## Stored data
══════

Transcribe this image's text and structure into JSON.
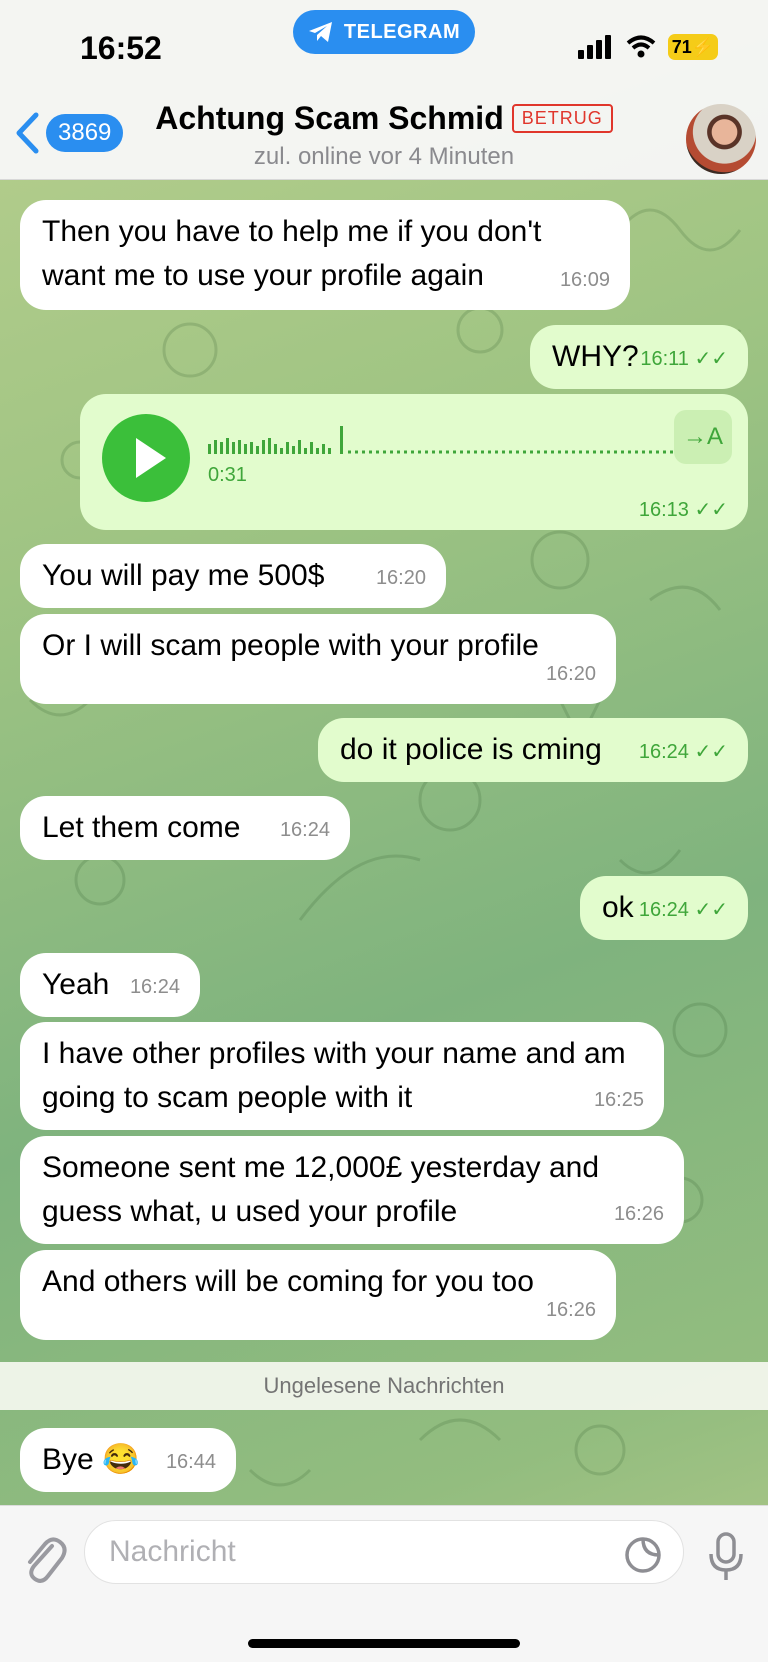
{
  "status_bar": {
    "time": "16:52",
    "app_pill": "TELEGRAM",
    "battery": "71"
  },
  "header": {
    "back_count": "3869",
    "title": "Achtung Scam Schmid",
    "tag": "BETRUG",
    "subtitle": "zul. online vor 4 Minuten"
  },
  "messages": [
    {
      "text": "Then you have to help me if you don't want me to use your profile again",
      "time": "16:09"
    },
    {
      "text": "WHY?",
      "time": "16:11"
    },
    {
      "text": "",
      "time": "16:13"
    },
    {
      "text": "You will pay me 500$",
      "time": "16:20"
    },
    {
      "text": "Or I will scam people with your profile",
      "time": "16:20"
    },
    {
      "text": "do it police is cming",
      "time": "16:24"
    },
    {
      "text": "Let them come",
      "time": "16:24"
    },
    {
      "text": "ok",
      "time": "16:24"
    },
    {
      "text": "Yeah",
      "time": "16:24"
    },
    {
      "text": "I have other profiles with your name and am going to scam people with it",
      "time": "16:25"
    },
    {
      "text": "Someone sent me 12,000£ yesterday and guess what, u used your profile",
      "time": "16:26"
    },
    {
      "text": "And others will be coming for you too",
      "time": "16:26"
    },
    {
      "text": "Bye 😂",
      "time": "16:44"
    }
  ],
  "voice_message": {
    "duration": "0:31",
    "transcribe_label": "→A"
  },
  "unread_divider": "Ungelesene Nachrichten",
  "composer": {
    "placeholder": "Nachricht"
  },
  "colors": {
    "accent": "#2a8ef0",
    "out_bubble": "#e2fccd",
    "in_bubble": "#ffffff",
    "danger": "#e0362c"
  }
}
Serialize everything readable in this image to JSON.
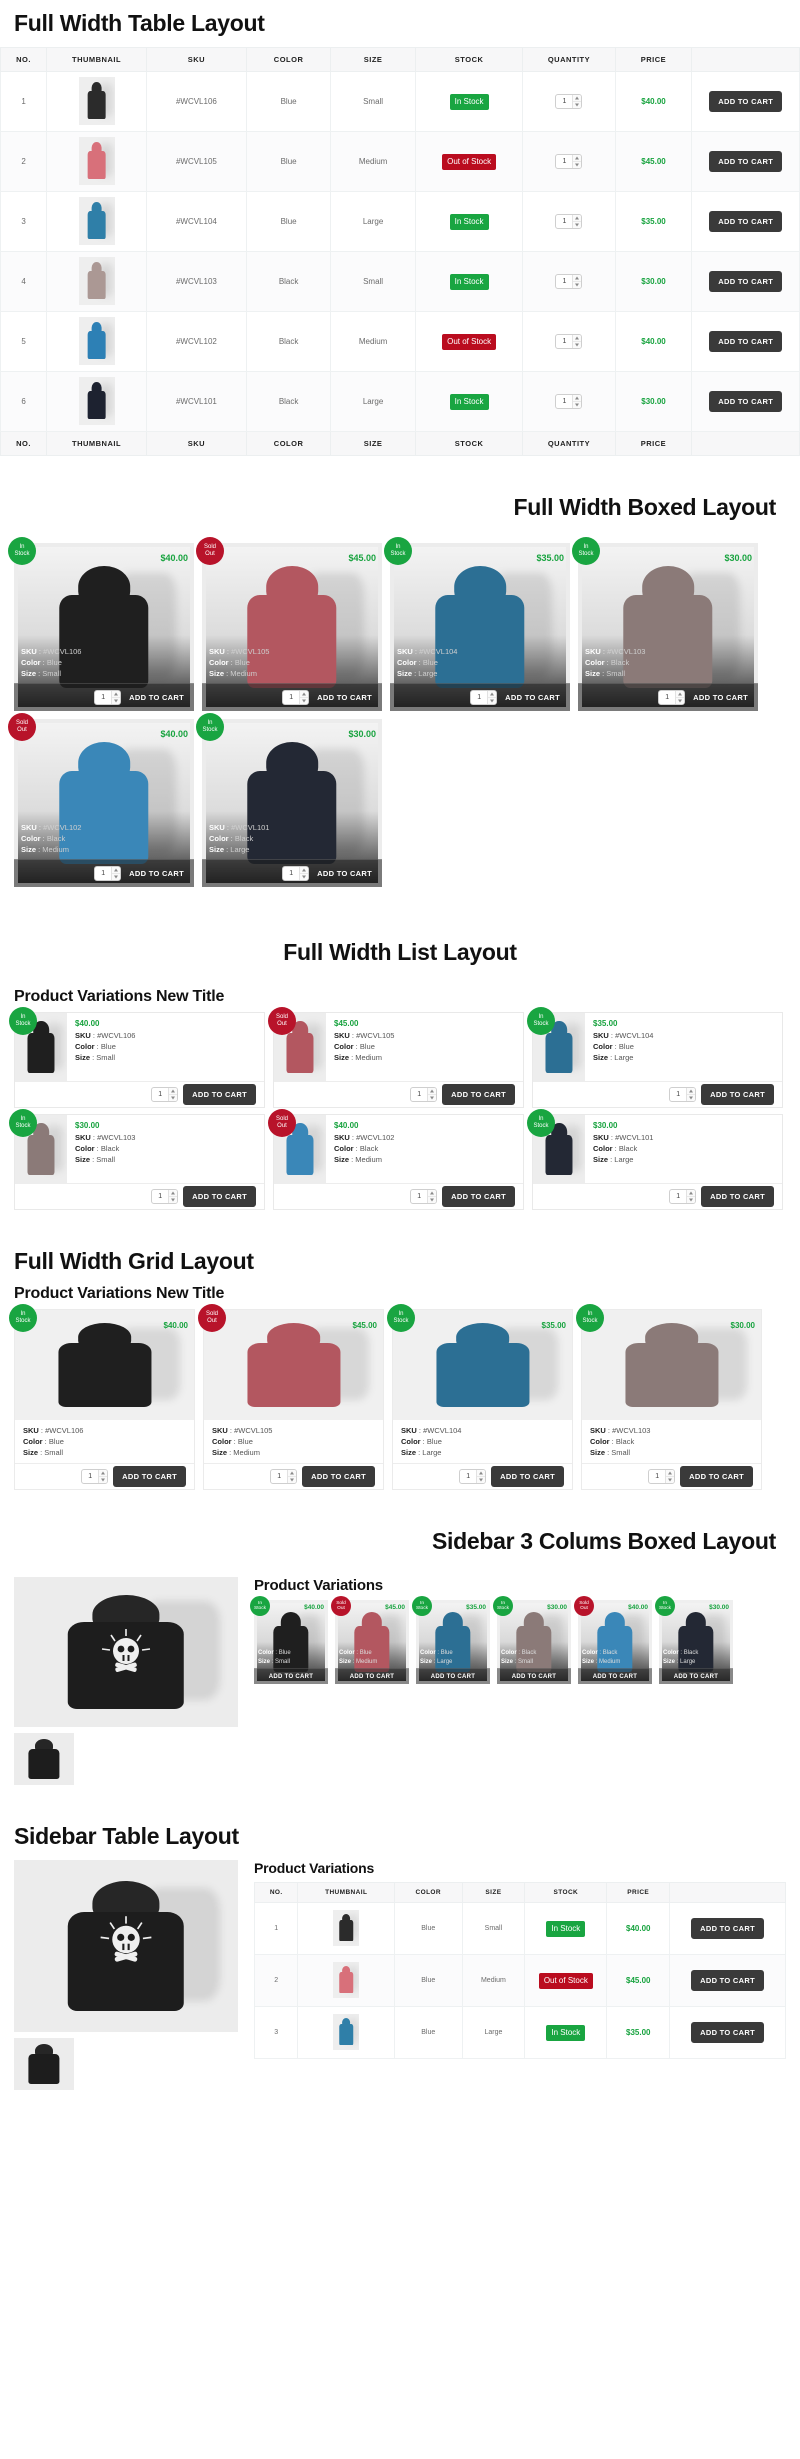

══════

Determine how many lines in the listing above hold the word "have", answering with the number only.

2